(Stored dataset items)
-- Start --
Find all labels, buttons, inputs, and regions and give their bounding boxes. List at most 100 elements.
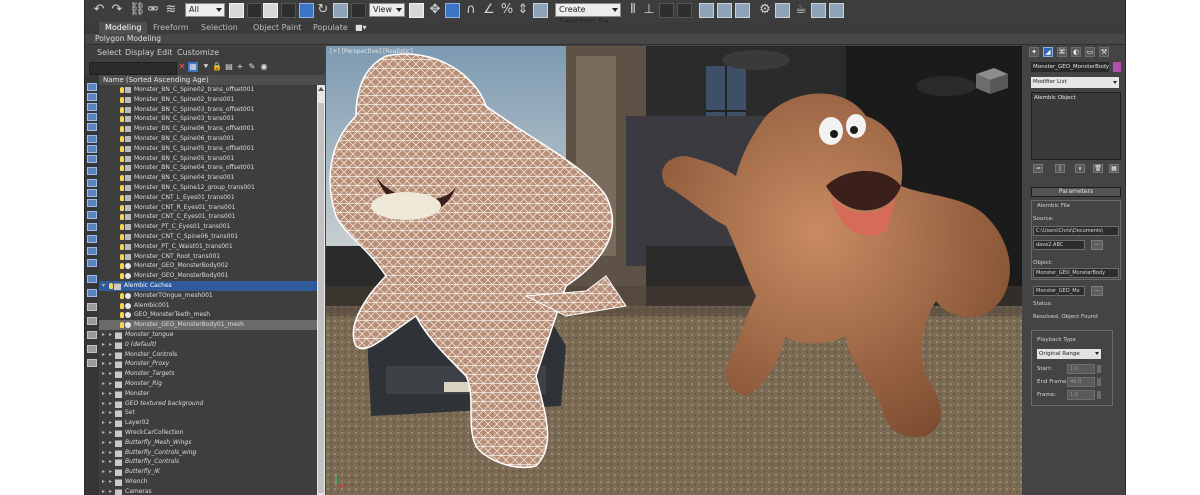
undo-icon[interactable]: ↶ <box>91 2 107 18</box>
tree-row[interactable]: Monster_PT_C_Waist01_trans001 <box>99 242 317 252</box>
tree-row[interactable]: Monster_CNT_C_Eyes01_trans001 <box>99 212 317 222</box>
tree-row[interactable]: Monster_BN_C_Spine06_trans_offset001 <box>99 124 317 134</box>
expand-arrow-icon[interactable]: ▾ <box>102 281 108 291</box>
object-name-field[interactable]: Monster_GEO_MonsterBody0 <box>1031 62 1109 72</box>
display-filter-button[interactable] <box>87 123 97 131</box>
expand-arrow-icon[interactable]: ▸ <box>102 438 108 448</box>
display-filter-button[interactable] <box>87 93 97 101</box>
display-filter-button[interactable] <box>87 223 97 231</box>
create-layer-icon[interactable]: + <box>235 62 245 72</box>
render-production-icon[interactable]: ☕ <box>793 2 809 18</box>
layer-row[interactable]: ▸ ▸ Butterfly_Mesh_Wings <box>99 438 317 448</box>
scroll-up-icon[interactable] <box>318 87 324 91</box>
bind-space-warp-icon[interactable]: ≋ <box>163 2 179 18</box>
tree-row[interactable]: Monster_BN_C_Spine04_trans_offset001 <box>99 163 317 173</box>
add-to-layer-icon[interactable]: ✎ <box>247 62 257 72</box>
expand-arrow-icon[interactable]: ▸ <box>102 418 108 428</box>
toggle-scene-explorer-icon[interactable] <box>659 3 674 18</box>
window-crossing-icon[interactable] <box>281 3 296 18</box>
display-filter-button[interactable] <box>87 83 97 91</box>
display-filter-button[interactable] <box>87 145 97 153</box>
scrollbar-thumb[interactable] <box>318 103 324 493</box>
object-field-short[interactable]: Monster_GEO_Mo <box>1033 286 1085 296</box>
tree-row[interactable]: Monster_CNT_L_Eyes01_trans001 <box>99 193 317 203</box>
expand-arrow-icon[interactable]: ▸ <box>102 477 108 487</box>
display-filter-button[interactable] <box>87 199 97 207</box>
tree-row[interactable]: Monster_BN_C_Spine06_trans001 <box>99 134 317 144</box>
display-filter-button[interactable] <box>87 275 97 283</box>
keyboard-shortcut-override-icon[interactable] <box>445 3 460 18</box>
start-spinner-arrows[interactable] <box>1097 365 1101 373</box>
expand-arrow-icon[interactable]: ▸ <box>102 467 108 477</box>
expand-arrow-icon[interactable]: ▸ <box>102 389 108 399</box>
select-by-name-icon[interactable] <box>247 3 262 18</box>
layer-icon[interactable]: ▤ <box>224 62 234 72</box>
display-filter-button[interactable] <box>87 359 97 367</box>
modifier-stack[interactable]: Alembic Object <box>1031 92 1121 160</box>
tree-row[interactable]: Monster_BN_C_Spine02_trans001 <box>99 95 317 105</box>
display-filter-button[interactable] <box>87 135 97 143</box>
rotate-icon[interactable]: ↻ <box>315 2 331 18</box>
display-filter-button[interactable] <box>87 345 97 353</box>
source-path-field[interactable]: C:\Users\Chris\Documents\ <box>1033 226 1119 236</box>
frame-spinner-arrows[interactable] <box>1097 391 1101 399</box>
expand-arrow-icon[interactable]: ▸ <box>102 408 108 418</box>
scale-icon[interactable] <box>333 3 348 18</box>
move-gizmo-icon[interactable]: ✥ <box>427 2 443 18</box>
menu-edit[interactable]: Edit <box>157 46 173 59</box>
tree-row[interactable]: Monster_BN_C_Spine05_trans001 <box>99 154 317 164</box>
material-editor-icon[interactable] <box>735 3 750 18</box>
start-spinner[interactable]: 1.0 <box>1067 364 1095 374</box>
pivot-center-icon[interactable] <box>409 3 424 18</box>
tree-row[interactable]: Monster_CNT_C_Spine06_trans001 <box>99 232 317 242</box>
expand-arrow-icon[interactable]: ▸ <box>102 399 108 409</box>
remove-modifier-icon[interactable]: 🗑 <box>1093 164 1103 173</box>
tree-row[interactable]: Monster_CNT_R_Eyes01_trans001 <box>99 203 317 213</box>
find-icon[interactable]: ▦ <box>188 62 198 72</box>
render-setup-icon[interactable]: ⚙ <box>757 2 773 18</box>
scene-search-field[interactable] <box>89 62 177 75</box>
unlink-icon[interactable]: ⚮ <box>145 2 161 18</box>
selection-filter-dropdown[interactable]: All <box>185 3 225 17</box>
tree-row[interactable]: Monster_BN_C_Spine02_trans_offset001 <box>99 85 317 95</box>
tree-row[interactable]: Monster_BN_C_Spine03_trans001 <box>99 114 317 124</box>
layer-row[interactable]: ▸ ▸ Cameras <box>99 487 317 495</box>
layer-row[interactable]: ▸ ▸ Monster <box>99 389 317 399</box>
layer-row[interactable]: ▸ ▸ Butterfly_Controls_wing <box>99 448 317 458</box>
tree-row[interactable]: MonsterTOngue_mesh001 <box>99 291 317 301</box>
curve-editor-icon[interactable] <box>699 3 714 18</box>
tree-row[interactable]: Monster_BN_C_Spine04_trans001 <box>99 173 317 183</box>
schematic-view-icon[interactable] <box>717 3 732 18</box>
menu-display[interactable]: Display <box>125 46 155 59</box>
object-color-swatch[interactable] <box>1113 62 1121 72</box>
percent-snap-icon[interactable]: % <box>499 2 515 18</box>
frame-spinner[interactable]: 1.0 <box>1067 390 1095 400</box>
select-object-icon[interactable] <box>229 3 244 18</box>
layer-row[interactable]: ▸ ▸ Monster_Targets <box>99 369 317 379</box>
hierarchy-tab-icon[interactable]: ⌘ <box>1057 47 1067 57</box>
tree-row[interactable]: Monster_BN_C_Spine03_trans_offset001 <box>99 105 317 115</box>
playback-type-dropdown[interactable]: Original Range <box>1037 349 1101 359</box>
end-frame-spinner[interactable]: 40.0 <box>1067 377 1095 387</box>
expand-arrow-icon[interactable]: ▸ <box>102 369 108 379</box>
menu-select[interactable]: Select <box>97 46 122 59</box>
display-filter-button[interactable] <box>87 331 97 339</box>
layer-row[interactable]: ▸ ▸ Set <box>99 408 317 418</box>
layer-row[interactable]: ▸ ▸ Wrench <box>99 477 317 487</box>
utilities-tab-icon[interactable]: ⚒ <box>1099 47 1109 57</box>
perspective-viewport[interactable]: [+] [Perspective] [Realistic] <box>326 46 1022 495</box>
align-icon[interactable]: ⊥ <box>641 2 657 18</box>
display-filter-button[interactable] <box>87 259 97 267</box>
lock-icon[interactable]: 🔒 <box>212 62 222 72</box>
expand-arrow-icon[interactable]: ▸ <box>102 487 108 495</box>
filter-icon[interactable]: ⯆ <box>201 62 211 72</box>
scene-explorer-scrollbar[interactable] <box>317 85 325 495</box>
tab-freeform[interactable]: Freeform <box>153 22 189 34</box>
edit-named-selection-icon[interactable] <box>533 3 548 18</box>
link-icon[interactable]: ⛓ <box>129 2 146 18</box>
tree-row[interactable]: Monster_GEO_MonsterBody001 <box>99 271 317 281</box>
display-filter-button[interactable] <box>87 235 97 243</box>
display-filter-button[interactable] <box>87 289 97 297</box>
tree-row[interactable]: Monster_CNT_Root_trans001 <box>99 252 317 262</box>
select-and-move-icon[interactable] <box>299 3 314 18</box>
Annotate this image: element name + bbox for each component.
-- End --
-- Start --
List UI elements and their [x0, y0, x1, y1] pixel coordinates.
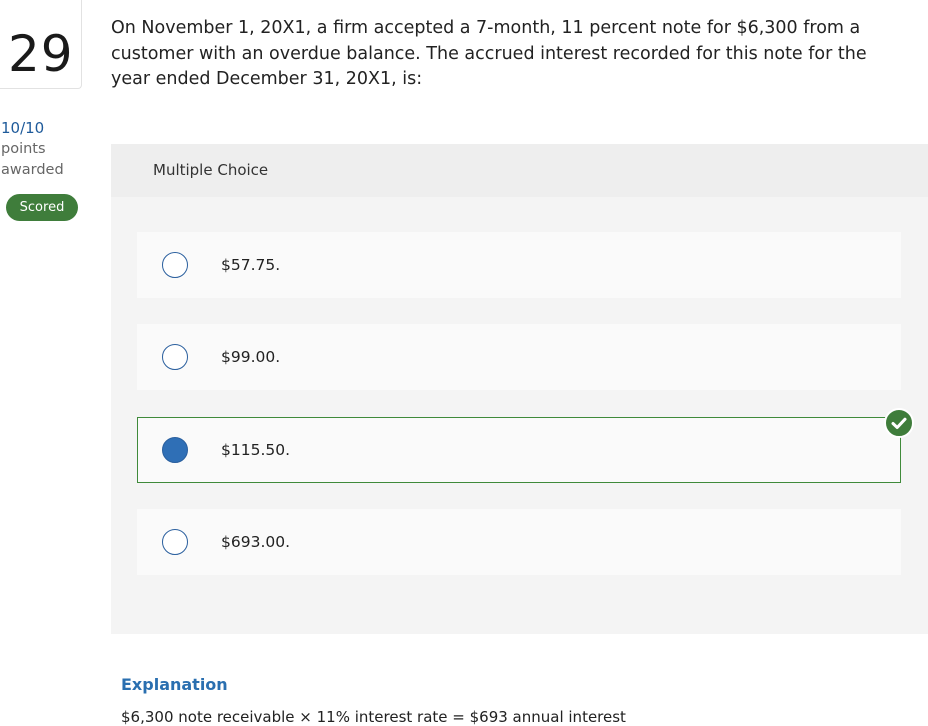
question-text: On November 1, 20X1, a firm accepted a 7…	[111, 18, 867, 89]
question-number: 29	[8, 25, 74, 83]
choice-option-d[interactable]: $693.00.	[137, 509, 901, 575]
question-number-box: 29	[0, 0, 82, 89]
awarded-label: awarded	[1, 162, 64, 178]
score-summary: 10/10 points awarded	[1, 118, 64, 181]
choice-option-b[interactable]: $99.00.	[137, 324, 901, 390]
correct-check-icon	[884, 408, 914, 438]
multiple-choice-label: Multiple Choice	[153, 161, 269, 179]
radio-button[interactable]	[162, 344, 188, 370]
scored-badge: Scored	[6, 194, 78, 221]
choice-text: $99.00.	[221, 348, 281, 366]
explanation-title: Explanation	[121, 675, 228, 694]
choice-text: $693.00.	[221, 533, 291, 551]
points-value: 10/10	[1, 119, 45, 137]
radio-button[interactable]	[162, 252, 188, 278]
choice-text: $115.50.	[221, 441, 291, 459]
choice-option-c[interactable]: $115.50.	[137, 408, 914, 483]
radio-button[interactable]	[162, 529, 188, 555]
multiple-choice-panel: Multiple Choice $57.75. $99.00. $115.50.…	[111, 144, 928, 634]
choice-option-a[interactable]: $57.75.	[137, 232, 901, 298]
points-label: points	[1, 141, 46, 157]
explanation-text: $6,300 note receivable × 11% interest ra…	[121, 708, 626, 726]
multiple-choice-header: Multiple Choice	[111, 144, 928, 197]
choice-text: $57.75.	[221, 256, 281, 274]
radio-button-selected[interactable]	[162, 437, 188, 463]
-- End --
Required task
Pull out each line in the rows above that contains the string "modifier", treating uppercase and lowercase as different.

Complete response
modifier-stack[interactable]: Alembic Object <box>1031 92 1121 160</box>
remove-modifier-icon[interactable]: 🗑 <box>1093 164 1103 173</box>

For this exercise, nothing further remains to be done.